▶ [SUPPLIED MATERIAL]:
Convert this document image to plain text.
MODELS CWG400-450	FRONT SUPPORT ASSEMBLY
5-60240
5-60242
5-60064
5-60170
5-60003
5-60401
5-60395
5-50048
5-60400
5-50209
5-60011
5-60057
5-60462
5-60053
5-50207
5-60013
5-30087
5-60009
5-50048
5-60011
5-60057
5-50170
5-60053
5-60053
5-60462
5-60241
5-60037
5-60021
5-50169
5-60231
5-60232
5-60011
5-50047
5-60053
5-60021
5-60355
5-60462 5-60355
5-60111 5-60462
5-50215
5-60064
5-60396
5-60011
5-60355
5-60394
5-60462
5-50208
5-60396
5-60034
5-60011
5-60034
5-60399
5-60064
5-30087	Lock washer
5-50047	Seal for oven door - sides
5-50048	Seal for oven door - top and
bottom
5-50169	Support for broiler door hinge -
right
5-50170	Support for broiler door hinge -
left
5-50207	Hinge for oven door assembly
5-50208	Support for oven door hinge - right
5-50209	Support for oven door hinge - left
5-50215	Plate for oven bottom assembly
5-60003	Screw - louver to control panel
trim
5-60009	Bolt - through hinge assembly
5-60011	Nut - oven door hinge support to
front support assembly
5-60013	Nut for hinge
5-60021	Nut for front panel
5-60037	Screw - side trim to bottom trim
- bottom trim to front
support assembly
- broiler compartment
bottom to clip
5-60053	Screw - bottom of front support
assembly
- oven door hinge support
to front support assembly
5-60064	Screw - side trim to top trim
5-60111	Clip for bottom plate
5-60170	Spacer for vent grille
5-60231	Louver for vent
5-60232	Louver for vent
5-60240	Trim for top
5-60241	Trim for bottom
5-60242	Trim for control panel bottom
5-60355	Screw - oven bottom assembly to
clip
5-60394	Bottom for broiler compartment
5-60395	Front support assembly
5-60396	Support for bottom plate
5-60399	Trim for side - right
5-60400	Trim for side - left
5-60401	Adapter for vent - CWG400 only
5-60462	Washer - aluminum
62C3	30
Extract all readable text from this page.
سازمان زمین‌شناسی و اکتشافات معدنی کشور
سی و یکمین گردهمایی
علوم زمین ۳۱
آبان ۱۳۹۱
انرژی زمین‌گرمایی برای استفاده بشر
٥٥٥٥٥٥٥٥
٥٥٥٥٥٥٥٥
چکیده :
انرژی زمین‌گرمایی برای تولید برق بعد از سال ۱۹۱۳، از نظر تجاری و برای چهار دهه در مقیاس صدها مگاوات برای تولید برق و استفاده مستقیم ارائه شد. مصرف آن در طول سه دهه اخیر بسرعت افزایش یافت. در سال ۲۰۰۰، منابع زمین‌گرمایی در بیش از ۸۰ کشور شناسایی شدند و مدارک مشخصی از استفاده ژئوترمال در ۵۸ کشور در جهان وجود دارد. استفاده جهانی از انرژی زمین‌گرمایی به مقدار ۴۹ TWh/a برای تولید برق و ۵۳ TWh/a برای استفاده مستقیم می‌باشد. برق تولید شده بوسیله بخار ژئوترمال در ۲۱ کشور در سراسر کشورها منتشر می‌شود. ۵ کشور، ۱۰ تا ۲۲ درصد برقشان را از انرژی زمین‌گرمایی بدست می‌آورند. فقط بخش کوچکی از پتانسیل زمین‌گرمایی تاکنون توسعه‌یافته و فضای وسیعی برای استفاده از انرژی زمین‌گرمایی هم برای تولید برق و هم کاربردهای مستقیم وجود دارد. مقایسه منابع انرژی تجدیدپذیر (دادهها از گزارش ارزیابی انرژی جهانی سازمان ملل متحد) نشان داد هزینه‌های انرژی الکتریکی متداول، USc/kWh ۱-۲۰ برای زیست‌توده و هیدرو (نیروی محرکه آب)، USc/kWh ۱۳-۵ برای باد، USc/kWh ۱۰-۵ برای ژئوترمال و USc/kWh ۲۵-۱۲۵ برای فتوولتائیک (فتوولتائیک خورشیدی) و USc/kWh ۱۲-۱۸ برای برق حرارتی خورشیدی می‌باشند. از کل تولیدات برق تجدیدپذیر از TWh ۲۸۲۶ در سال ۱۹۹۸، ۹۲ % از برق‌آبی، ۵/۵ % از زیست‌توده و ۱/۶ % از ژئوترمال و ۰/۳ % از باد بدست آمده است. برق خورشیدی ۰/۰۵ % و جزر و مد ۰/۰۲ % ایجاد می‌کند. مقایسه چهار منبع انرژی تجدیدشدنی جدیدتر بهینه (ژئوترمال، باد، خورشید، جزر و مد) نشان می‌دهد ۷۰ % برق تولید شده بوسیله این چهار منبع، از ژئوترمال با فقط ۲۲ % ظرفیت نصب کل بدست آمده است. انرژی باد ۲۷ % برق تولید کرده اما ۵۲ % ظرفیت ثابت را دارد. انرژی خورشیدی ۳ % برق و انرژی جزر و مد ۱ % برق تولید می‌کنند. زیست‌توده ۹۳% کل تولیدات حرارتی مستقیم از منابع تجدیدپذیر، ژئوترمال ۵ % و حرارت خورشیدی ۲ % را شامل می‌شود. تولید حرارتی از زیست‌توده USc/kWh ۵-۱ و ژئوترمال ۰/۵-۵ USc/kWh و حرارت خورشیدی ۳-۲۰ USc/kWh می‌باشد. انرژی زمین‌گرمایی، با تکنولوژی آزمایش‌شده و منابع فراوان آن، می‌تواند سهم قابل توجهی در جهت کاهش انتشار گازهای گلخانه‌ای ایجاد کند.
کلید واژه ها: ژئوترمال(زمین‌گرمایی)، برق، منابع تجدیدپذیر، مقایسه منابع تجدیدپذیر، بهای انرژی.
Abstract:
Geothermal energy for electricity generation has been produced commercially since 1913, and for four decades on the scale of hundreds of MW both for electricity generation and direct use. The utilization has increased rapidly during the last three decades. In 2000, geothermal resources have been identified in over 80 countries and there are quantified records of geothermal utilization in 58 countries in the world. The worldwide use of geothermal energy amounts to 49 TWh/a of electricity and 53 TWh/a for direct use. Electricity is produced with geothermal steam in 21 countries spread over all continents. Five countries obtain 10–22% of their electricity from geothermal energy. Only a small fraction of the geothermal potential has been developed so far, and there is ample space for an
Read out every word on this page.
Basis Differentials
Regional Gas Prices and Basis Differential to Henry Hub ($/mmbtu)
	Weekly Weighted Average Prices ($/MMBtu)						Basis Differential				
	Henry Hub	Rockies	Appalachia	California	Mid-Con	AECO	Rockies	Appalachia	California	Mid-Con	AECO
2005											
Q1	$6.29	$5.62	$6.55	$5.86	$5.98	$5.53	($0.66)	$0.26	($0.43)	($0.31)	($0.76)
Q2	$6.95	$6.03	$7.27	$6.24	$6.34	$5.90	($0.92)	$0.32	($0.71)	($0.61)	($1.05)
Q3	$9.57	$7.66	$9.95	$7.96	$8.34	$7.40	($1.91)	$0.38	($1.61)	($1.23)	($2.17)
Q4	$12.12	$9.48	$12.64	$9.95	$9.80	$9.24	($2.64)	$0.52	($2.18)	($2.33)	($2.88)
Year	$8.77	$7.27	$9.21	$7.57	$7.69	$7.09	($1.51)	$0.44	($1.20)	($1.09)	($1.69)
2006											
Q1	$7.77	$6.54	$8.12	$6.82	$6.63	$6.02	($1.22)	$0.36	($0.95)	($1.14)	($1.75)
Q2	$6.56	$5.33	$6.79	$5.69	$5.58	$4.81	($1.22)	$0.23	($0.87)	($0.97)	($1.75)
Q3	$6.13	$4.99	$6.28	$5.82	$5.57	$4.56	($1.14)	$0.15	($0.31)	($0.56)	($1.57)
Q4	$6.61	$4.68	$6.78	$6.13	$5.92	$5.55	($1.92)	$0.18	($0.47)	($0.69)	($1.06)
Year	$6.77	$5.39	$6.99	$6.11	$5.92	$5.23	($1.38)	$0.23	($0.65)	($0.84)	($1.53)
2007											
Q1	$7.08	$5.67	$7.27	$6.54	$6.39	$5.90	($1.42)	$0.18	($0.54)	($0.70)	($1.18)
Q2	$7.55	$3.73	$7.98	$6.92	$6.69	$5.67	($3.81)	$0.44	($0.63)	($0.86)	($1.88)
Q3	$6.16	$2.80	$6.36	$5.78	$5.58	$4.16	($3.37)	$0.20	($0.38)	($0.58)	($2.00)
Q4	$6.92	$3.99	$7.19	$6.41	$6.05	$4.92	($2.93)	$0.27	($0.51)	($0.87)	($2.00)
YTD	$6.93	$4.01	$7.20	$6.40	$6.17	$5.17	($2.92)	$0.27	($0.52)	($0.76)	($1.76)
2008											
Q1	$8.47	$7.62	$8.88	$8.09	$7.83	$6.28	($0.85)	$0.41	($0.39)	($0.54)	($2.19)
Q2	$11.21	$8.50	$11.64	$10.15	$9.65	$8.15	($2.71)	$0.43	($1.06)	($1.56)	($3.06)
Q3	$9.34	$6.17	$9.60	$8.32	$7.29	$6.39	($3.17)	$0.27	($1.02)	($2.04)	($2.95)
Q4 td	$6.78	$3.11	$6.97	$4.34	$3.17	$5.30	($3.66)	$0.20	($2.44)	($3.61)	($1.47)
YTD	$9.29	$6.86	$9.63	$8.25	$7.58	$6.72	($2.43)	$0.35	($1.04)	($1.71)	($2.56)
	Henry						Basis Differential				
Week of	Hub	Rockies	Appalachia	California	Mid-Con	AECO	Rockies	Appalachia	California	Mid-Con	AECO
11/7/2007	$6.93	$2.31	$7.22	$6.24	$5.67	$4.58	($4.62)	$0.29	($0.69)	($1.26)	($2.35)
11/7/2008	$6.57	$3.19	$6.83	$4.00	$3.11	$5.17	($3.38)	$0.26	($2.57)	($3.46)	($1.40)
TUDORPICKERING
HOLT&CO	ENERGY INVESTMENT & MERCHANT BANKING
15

▶ [STATED TASK]: Give the number of lines in the listing above that hold the string "Seal", with nothing else.

▶ [REPLY TO THE TASK]: 2